## TASK MATERIAL
# # #

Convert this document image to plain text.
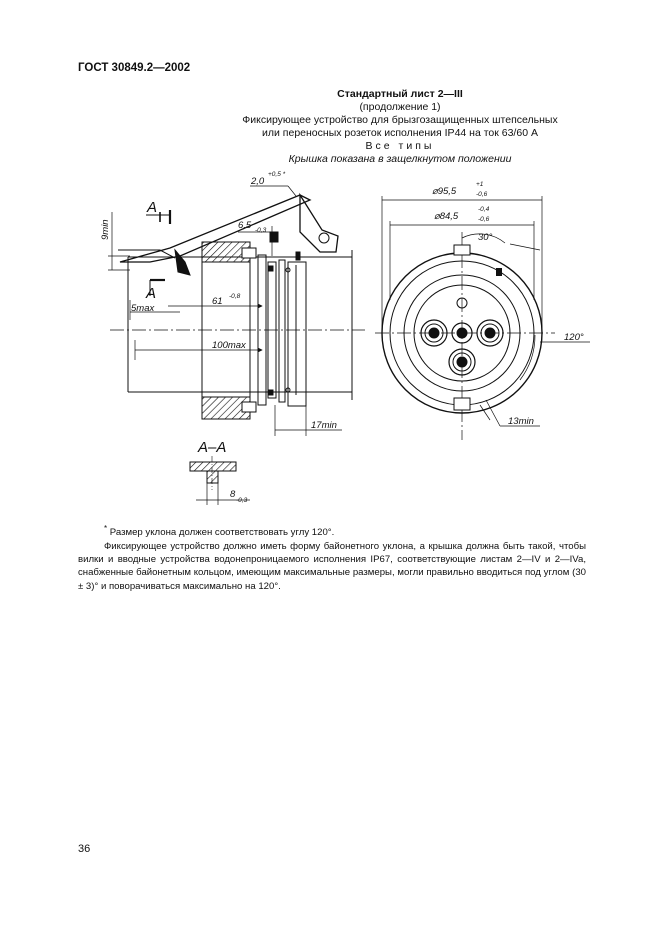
ГОСТ 30849.2—2002
Стандартный лист 2—III
(продолжение 1)
Фиксирующее устройство для брызгозащищенных штепсельных
или переносных розеток исполнения IP44 на ток 63/60 А
Все типы
Крышка показана в защелкнутом положении
A
A
2,0
+0,5 *
6,5 -0,3
9min
5max
61 -0,8
100max
17min
⌀95,5
+1
-0,6
⌀84,5
-0,4
-0,6
30°
120°
13min
A–A
8
-0,3

* Размер уклона должен соответствовать углу 120°.

Фиксирующее устройство должно иметь форму байонетного уклона, а крышка должна быть такой, чтобы вилки и вводные устройства водонепроницаемого исполнения IP67, соответствующие листам 2—IV и 2—IVa, снабженные байонетным кольцом, имеющим максимальные размеры, могли правильно вводиться под углом (30 ± 3)° и поворачиваться максимально на 120°.

36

# # #

## WHAT THE TASK REQUIRES
Repeat each entry exactly as it appears; skip any picture.

## SOLUTION TO THIS TASK
Convert this document image to plain text.
ГОСТ 30849.2—2002
Стандартный лист 2—III
(продолжение 1)
Фиксирующее устройство для брызгозащищенных штепсельных
или переносных розеток исполнения IP44 на ток 63/60 А
Все типы
Крышка показана в защелкнутом положении
A
A
2,0
+0,5 *
6,5 -0,3
9min
5max
61 -0,8
100max
17min
⌀95,5
+1
-0,6
⌀84,5
-0,4
-0,6
30°
120°
13min
A–A
8
-0,3

* Размер уклона должен соответствовать углу 120°.

Фиксирующее устройство должно иметь форму байонетного уклона, а крышка должна быть такой, чтобы вилки и вводные устройства водонепроницаемого исполнения IP67, соответствующие листам 2—IV и 2—IVa, снабженные байонетным кольцом, имеющим максимальные размеры, могли правильно вводиться под углом (30 ± 3)° и поворачиваться максимально на 120°.

36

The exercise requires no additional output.